== MATERIAL FOR THIS TASK ==
>>>

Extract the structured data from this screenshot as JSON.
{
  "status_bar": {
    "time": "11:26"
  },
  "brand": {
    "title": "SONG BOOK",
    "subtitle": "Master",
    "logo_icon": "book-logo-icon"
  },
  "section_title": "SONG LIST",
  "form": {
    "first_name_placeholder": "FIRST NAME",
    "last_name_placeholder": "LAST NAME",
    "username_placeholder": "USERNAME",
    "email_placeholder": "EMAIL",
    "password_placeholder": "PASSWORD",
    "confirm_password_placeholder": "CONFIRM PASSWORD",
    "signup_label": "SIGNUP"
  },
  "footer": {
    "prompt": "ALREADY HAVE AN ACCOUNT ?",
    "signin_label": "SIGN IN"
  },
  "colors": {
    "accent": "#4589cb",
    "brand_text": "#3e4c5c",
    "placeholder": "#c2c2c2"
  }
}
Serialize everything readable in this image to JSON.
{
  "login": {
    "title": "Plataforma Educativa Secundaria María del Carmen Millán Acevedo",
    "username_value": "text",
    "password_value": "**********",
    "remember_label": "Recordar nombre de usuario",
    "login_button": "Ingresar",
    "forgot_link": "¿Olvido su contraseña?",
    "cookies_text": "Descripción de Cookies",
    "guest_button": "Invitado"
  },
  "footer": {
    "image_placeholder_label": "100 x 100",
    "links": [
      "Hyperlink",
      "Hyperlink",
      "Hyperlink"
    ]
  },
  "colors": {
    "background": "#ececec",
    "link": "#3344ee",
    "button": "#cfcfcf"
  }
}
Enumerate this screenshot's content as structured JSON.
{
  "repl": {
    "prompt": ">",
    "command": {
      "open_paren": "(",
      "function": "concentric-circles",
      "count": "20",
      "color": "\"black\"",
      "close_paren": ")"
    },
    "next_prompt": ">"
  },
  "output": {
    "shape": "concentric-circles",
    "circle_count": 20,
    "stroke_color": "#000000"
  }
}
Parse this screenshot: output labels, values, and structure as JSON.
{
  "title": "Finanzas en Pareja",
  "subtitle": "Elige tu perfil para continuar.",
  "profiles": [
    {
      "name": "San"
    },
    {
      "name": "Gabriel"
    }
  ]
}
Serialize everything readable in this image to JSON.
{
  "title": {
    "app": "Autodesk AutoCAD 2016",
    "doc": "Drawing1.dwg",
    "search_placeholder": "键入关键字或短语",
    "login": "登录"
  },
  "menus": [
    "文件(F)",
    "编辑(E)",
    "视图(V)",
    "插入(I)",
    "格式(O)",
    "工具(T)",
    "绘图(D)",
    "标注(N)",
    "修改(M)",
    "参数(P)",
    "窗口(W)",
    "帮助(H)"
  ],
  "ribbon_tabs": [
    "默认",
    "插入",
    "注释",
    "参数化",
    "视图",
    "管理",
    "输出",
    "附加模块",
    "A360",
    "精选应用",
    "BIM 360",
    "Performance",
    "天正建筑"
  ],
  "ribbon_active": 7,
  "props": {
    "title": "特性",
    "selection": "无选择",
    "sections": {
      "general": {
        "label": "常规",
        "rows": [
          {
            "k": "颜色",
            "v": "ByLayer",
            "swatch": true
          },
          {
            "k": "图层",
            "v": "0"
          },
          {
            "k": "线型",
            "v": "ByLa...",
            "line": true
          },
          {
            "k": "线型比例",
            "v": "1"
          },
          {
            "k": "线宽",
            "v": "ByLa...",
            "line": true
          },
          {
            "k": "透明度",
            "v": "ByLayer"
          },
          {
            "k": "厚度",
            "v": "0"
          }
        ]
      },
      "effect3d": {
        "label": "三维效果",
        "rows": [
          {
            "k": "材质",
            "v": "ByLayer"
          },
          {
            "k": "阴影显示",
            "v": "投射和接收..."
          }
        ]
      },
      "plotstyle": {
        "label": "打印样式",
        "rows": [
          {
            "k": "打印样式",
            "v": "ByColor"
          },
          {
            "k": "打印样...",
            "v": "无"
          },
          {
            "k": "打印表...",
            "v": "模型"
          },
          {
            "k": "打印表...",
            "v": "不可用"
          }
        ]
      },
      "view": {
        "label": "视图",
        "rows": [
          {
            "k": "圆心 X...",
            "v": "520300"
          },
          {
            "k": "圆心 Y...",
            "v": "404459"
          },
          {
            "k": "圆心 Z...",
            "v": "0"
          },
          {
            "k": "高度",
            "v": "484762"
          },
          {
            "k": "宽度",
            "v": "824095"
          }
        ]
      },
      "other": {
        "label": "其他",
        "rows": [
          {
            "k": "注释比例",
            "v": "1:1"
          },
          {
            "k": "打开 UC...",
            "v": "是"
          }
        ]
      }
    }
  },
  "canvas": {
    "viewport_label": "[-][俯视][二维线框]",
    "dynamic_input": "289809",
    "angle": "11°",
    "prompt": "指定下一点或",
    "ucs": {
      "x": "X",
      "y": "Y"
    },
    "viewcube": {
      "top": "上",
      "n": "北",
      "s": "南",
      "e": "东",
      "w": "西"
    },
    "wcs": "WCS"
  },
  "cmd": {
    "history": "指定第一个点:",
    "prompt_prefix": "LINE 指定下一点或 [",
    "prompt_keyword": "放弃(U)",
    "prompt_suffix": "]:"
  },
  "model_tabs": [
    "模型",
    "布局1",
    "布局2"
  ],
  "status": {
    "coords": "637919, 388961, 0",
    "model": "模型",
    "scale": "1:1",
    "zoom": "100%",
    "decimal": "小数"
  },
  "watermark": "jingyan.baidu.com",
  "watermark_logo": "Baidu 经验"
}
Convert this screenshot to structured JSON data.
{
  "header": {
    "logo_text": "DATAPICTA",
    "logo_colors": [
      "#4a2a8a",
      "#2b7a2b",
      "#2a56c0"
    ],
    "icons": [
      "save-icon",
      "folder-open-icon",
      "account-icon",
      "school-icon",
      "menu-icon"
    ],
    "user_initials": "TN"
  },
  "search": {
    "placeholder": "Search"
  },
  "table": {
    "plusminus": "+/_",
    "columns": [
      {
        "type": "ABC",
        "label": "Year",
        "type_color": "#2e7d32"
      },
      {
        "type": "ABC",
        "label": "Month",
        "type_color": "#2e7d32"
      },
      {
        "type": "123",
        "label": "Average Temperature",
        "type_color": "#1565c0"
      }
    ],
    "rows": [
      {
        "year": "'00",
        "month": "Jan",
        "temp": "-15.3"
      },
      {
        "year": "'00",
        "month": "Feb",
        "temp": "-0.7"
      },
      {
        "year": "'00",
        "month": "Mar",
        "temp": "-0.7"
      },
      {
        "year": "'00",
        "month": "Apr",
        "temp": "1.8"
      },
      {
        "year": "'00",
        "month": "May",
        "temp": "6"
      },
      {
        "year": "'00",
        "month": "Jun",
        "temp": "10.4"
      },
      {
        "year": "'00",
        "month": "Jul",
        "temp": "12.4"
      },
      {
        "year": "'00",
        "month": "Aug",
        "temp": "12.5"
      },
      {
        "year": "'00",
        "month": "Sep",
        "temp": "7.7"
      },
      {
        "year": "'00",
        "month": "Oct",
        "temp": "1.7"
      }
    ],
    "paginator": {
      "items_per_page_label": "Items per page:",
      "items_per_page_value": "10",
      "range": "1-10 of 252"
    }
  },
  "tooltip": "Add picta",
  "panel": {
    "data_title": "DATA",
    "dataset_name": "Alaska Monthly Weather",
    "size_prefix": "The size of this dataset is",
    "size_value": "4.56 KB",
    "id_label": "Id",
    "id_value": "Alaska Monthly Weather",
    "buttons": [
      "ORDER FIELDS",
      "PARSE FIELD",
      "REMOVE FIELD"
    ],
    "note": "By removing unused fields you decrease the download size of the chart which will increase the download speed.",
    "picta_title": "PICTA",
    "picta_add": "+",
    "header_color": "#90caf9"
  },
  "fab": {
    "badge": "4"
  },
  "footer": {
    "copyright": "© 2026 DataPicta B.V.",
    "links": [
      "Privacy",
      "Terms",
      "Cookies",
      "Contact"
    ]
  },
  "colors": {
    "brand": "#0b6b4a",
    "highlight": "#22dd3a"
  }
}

<<<

== DIRECTIONS ==
Show every line that contains the word "structured".

== COMPLETE ANSWER ==
Extract the structured data from this screenshot as JSON.
Enumerate this screenshot's content as structured JSON.
Convert this screenshot to structured JSON data.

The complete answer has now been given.